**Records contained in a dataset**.
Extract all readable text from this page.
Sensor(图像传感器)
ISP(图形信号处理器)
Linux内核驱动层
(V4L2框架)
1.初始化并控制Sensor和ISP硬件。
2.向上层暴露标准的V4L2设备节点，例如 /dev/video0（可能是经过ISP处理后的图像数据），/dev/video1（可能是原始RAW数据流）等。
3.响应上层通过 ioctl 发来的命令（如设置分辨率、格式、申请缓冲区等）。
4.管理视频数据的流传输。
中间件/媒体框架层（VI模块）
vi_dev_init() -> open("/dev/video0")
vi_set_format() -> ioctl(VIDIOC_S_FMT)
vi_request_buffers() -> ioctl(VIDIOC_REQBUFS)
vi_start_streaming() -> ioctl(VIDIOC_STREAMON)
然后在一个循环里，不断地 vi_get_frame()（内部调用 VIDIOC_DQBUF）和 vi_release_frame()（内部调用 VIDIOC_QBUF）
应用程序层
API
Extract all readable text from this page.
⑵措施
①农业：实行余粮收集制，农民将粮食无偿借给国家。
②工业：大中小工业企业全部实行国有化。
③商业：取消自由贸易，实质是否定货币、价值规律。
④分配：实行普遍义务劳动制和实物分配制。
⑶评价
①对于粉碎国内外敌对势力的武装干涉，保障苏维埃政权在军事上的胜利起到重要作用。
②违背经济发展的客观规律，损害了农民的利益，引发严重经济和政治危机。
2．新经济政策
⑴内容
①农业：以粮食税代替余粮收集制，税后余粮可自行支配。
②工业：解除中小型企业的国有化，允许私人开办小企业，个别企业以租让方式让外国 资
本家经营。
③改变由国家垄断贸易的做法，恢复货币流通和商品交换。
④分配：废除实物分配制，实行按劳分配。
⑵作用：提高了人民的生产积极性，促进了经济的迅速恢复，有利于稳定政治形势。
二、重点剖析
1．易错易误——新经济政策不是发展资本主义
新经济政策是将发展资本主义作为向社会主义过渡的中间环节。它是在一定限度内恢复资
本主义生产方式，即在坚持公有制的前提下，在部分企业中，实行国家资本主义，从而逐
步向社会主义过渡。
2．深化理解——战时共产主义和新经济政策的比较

**Your goal**. Exactly reproduce every line found in the records.

**Worked answer**.
Extract all readable text from this page.
Sensor(图像传感器)
ISP(图形信号处理器)
Linux内核驱动层
(V4L2框架)
1.初始化并控制Sensor和ISP硬件。
2.向上层暴露标准的V4L2设备节点，例如 /dev/video0（可能是经过ISP处理后的图像数据），/dev/video1（可能是原始RAW数据流）等。
3.响应上层通过 ioctl 发来的命令（如设置分辨率、格式、申请缓冲区等）。
4.管理视频数据的流传输。
中间件/媒体框架层（VI模块）
vi_dev_init() -> open("/dev/video0")
vi_set_format() -> ioctl(VIDIOC_S_FMT)
vi_request_buffers() -> ioctl(VIDIOC_REQBUFS)
vi_start_streaming() -> ioctl(VIDIOC_STREAMON)
然后在一个循环里，不断地 vi_get_frame()（内部调用 VIDIOC_DQBUF）和 vi_release_frame()（内部调用 VIDIOC_QBUF）
应用程序层
API
Extract all readable text from this page.
⑵措施
①农业：实行余粮收集制，农民将粮食无偿借给国家。
②工业：大中小工业企业全部实行国有化。
③商业：取消自由贸易，实质是否定货币、价值规律。
④分配：实行普遍义务劳动制和实物分配制。
⑶评价
①对于粉碎国内外敌对势力的武装干涉，保障苏维埃政权在军事上的胜利起到重要作用。
②违背经济发展的客观规律，损害了农民的利益，引发严重经济和政治危机。
2．新经济政策
⑴内容
①农业：以粮食税代替余粮收集制，税后余粮可自行支配。
②工业：解除中小型企业的国有化，允许私人开办小企业，个别企业以租让方式让外国 资
本家经营。
③改变由国家垄断贸易的做法，恢复货币流通和商品交换。
④分配：废除实物分配制，实行按劳分配。
⑵作用：提高了人民的生产积极性，促进了经济的迅速恢复，有利于稳定政治形势。
二、重点剖析
1．易错易误——新经济政策不是发展资本主义
新经济政策是将发展资本主义作为向社会主义过渡的中间环节。它是在一定限度内恢复资
本主义生产方式，即在坚持公有制的前提下，在部分企业中，实行国家资本主义，从而逐
步向社会主义过渡。
2．深化理解——战时共产主义和新经济政策的比较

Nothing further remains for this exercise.